DATA RECORDS –
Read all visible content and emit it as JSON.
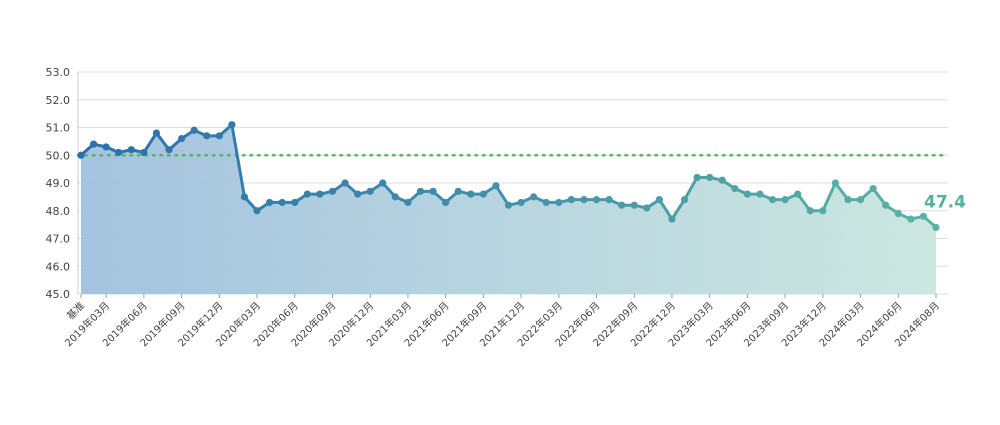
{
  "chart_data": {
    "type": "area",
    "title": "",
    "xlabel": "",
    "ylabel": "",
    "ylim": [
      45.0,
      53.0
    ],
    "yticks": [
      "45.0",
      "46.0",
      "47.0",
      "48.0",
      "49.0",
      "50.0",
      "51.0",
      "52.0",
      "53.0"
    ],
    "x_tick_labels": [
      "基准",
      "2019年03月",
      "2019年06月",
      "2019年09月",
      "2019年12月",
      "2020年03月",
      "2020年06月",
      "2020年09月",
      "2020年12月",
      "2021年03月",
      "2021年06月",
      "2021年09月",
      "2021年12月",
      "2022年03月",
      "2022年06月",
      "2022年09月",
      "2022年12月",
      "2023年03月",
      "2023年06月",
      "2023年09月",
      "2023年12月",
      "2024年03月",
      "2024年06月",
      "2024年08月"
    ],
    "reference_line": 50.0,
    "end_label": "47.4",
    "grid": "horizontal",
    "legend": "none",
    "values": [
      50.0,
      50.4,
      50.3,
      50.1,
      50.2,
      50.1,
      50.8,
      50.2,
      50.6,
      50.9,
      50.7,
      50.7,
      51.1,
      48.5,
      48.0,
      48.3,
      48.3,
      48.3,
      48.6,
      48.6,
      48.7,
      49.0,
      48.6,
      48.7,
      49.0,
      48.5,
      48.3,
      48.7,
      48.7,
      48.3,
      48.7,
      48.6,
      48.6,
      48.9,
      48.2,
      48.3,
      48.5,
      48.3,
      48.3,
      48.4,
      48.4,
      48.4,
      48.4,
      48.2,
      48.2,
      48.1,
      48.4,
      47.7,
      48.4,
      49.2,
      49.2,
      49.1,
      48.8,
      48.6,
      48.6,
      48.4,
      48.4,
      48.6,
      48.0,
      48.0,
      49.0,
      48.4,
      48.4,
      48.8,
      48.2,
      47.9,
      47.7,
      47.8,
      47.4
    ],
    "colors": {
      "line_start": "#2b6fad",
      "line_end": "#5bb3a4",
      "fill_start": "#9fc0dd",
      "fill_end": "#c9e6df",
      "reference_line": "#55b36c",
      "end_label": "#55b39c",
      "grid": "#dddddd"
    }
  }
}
==
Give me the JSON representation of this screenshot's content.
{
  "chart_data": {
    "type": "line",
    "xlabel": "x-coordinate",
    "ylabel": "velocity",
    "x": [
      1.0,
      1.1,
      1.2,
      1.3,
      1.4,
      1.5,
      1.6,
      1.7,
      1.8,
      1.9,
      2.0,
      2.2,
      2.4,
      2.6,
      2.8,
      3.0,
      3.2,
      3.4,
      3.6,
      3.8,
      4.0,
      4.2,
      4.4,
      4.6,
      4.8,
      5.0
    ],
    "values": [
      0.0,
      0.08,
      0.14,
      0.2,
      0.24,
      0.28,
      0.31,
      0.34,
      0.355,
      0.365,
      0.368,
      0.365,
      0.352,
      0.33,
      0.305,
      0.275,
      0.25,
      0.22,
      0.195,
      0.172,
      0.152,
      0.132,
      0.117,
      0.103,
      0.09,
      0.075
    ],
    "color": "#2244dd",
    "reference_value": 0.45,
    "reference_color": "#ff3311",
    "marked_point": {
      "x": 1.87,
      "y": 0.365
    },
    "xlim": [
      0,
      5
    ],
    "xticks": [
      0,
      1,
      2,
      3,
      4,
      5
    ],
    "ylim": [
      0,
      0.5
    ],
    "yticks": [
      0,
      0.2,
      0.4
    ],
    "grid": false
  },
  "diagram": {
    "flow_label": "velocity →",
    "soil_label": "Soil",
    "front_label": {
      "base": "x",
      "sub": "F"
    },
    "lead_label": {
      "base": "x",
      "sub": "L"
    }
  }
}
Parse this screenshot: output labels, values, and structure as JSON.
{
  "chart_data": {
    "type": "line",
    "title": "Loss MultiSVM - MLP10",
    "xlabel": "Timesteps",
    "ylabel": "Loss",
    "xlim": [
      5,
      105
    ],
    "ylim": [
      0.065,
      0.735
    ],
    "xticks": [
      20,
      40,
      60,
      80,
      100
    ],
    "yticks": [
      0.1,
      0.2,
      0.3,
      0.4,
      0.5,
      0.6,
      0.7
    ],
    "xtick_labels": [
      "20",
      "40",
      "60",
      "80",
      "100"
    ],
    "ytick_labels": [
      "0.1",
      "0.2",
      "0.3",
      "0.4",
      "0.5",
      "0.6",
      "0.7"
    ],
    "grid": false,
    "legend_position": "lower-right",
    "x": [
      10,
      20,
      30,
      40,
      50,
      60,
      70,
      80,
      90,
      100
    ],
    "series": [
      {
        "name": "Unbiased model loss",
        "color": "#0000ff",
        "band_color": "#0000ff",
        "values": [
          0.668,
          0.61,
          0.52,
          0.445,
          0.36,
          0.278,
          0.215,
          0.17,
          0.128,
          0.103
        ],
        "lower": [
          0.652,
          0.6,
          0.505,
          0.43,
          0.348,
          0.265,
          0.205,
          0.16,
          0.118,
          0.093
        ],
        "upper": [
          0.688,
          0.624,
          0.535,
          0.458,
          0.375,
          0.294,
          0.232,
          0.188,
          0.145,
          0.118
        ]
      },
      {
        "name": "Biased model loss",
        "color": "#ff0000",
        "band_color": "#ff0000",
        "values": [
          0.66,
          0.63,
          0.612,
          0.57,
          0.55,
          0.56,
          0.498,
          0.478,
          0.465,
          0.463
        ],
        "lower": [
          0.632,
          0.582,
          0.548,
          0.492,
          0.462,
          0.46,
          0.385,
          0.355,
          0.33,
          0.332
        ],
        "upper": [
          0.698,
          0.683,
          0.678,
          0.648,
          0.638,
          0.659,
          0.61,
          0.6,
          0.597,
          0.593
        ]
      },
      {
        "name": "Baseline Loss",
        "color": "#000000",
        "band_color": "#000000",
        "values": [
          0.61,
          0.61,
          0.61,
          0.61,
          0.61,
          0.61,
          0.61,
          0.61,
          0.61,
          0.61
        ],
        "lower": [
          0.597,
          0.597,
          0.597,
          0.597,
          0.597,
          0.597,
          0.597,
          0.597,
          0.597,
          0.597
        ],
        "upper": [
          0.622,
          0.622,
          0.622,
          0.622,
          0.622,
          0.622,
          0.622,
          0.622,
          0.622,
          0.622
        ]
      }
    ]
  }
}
* * *
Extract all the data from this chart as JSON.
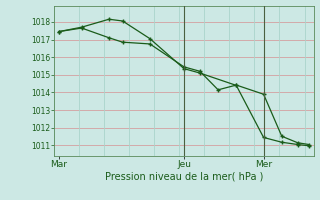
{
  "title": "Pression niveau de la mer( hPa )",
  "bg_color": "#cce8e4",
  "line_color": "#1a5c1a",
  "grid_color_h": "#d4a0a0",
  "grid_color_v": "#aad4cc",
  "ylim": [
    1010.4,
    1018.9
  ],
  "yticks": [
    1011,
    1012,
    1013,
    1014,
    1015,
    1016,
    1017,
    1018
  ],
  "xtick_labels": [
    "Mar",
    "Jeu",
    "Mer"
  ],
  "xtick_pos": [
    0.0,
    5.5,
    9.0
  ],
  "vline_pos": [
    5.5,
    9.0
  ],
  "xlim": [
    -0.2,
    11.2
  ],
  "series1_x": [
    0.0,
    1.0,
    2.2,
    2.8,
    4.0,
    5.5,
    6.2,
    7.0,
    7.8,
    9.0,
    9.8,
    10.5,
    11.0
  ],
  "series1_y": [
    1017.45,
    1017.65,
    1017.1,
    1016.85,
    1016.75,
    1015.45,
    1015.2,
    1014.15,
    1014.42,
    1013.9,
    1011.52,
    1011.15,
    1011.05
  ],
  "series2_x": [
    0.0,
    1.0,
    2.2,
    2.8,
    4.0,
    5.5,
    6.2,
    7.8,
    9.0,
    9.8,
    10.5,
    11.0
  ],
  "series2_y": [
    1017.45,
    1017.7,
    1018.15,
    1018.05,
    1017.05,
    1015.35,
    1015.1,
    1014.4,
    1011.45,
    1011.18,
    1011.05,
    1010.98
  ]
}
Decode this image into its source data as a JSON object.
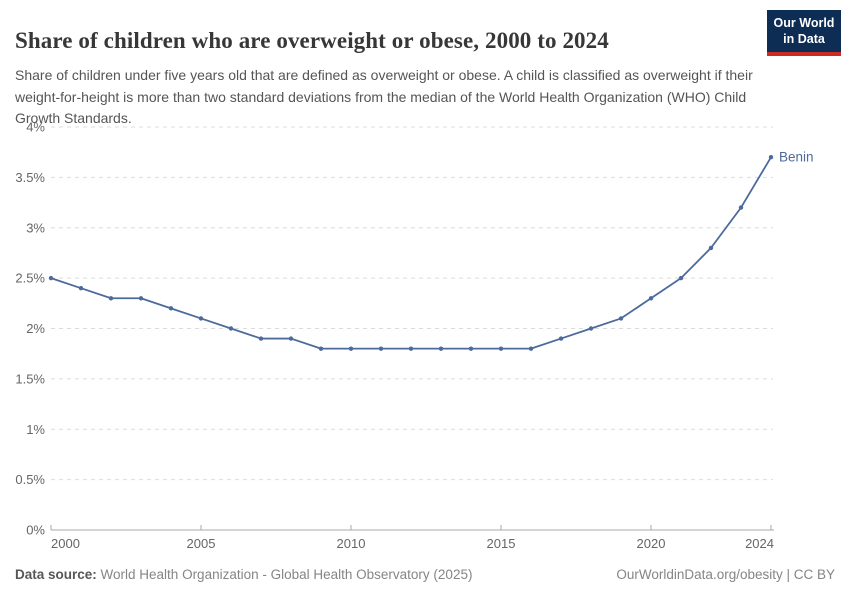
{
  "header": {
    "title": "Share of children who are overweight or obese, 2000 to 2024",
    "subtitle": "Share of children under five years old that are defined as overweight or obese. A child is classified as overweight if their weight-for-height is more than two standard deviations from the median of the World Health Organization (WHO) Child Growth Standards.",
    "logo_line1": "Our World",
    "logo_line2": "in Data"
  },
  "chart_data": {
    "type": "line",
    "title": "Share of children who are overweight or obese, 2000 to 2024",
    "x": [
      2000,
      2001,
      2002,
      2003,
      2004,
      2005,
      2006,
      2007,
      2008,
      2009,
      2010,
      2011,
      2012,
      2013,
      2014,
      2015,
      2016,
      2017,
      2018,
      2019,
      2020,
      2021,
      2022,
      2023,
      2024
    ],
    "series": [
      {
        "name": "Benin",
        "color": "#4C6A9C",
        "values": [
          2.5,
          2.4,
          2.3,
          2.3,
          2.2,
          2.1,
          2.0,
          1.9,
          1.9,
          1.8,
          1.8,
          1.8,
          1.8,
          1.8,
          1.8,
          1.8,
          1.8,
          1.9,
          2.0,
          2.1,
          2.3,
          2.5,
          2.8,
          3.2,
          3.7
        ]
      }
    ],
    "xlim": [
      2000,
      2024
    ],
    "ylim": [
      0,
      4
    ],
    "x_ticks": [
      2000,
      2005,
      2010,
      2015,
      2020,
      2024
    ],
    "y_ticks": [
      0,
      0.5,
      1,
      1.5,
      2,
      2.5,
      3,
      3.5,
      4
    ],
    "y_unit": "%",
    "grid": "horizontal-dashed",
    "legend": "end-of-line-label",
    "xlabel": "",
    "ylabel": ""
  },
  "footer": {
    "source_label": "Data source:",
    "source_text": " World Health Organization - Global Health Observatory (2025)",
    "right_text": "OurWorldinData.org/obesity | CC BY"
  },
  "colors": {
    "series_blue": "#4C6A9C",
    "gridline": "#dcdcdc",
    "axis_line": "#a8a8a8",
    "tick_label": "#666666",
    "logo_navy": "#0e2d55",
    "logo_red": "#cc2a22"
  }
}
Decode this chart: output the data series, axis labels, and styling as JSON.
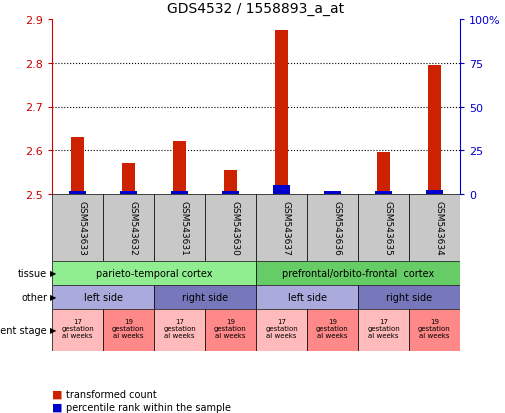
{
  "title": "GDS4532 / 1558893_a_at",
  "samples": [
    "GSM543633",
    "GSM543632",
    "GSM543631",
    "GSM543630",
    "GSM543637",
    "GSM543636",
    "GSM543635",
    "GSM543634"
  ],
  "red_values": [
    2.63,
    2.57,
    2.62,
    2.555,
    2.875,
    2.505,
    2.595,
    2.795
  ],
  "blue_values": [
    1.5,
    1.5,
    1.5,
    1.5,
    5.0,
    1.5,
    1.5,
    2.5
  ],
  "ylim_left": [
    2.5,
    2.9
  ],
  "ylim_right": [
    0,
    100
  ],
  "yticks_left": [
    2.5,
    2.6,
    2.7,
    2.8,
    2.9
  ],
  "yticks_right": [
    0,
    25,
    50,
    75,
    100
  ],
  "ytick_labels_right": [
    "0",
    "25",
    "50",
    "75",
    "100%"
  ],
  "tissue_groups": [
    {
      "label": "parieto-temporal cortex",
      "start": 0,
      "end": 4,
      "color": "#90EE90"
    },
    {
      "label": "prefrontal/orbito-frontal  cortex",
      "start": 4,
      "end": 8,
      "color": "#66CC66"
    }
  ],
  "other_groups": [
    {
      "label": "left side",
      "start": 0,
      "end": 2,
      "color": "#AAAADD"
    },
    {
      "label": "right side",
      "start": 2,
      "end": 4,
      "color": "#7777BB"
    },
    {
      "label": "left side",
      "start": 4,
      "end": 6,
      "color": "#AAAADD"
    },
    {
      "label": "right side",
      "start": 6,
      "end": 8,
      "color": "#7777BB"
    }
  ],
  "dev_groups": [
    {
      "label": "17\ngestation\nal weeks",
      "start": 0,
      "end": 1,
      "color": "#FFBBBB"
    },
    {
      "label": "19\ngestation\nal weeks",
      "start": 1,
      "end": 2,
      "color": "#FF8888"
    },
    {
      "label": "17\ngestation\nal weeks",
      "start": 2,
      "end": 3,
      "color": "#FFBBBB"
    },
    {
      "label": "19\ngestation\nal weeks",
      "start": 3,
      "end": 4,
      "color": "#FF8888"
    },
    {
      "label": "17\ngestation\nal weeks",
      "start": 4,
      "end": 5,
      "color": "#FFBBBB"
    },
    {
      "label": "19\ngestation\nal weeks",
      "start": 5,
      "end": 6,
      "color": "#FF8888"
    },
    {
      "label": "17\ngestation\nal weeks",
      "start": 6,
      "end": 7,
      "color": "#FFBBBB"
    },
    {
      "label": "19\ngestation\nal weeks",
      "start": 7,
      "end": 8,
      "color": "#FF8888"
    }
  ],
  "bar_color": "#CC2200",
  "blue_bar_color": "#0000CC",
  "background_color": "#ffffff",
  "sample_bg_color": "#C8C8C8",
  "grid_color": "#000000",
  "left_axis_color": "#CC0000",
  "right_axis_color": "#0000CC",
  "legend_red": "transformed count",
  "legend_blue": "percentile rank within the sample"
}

TO DO – Using the listing above, list every line in which the string "ylabel" occurs.

REPLY –
    "ylabel": "",
    "ylabel": "velocity",
    "ylabel": "Loss",
    "ylabel": ""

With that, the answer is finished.